■ EXERCISE:
Scan each line of the records for the word "médicaux" and extract the ones that have it.

··· DATA RECORDS

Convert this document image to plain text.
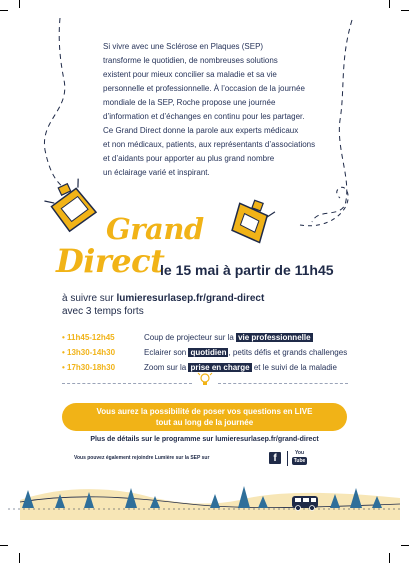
Si vivre avec une Sclérose en Plaques (SEP)

transforme le quotidien, de nombreuses solutions

existent pour mieux concilier sa maladie et sa vie

personnelle et professionnelle. À l’occasion de la journée

mondiale de la SEP, Roche propose une journée

d’information et d’échanges en continu pour les partager.

Ce Grand Direct donne la parole aux experts médicaux

et non médicaux, patients, aux représentants d’associations

et d’aidants pour apporter au plus grand nombre

un éclairage varié et inspirant.

Grand
Direct
le 15 mai à partir de 11h45
à suivre sur lumieresurlasep.fr/grand-direct
avec 3 temps forts
• 11h45-12h45	Coup de projecteur sur la vie professionnelle
• 13h30-14h30	Eclairer son quotidien , petits défis et grands challenges
• 17h30-18h30	Zoom sur la prise en charge et le suivi de la maladie
Vous aurez la possibilité de poser vos questions en LIVE
tout au long de la journée
Plus de détails sur le programme sur lumieresurlasep.fr/grand-direct
Vous pouvez également rejoindre Lumière sur la SEP sur	f	You
Tube
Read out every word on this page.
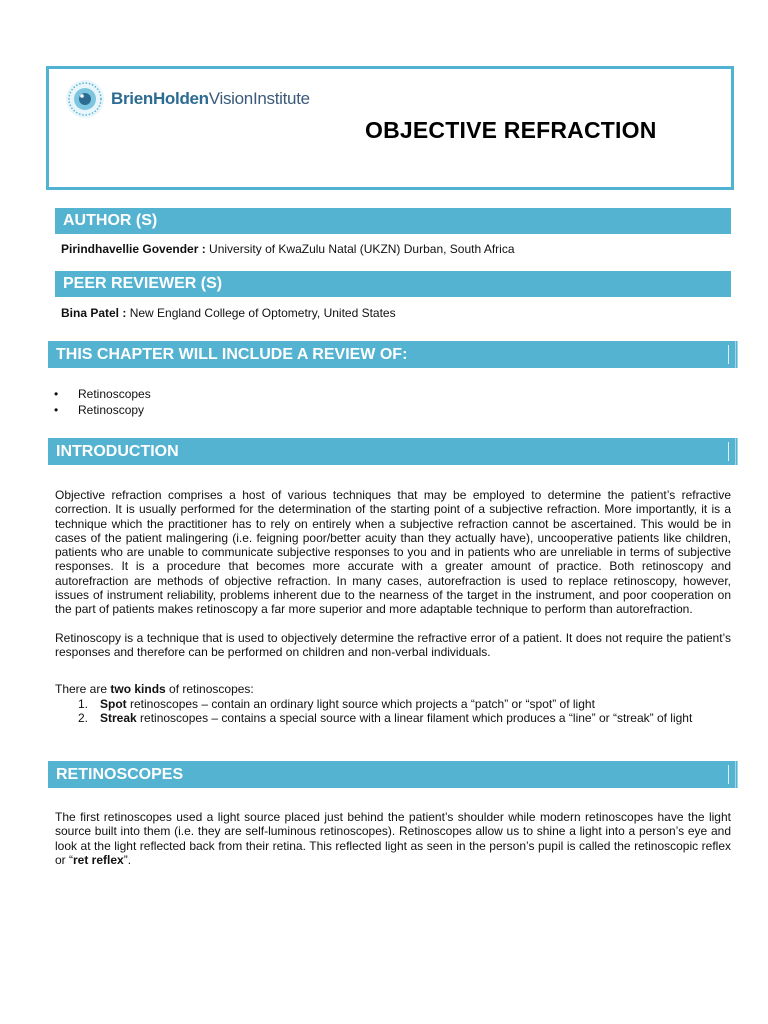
BrienHoldenVisionInstitute
OBJECTIVE REFRACTION
AUTHOR (S)
Pirindhavellie Govender : University of KwaZulu Natal (UKZN) Durban, South Africa
PEER REVIEWER (S)
Bina Patel : New England College of Optometry, United States
THIS CHAPTER WILL INCLUDE A REVIEW OF:
• Retinoscopes
• Retinoscopy
INTRODUCTION
Objective refraction comprises a host of various techniques that may be employed to determine the patient’s refractive correction. It is usually performed for the determination of the starting point of a subjective refraction. More importantly, it is a technique which the practitioner has to rely on entirely when a subjective refraction cannot be ascertained. This would be in cases of the patient malingering (i.e. feigning poor/better acuity than they actually have), uncooperative patients like children, patients who are unable to communicate subjective responses to you and in patients who are unreliable in terms of subjective responses. It is a procedure that becomes more accurate with a greater amount of practice. Both retinoscopy and autorefraction are methods of objective refraction. In many cases, autorefraction is used to replace retinoscopy, however, issues of instrument reliability, problems inherent due to the nearness of the target in the instrument, and poor cooperation on the part of patients makes retinoscopy a far more superior and more adaptable technique to perform than autorefraction.
Retinoscopy is a technique that is used to objectively determine the refractive error of a patient. It does not require the patient’s responses and therefore can be performed on children and non-verbal individuals.
There are two kinds of retinoscopes:
1. Spot retinoscopes – contain an ordinary light source which projects a “patch” or “spot” of light
2. Streak retinoscopes – contains a special source with a linear filament which produces a “line” or “streak” of light
RETINOSCOPES
The first retinoscopes used a light source placed just behind the patient’s shoulder while modern retinoscopes have the light source built into them (i.e. they are self-luminous retinoscopes). Retinoscopes allow us to shine a light into a person’s eye and look at the light reflected back from their retina. This reflected light as seen in the person’s pupil is called the retinoscopic reflex or “ret reflex”.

······

■ TASK RESULT:
Ce Grand Direct donne la parole aux experts médicaux
et non médicaux, patients, aux représentants d’associations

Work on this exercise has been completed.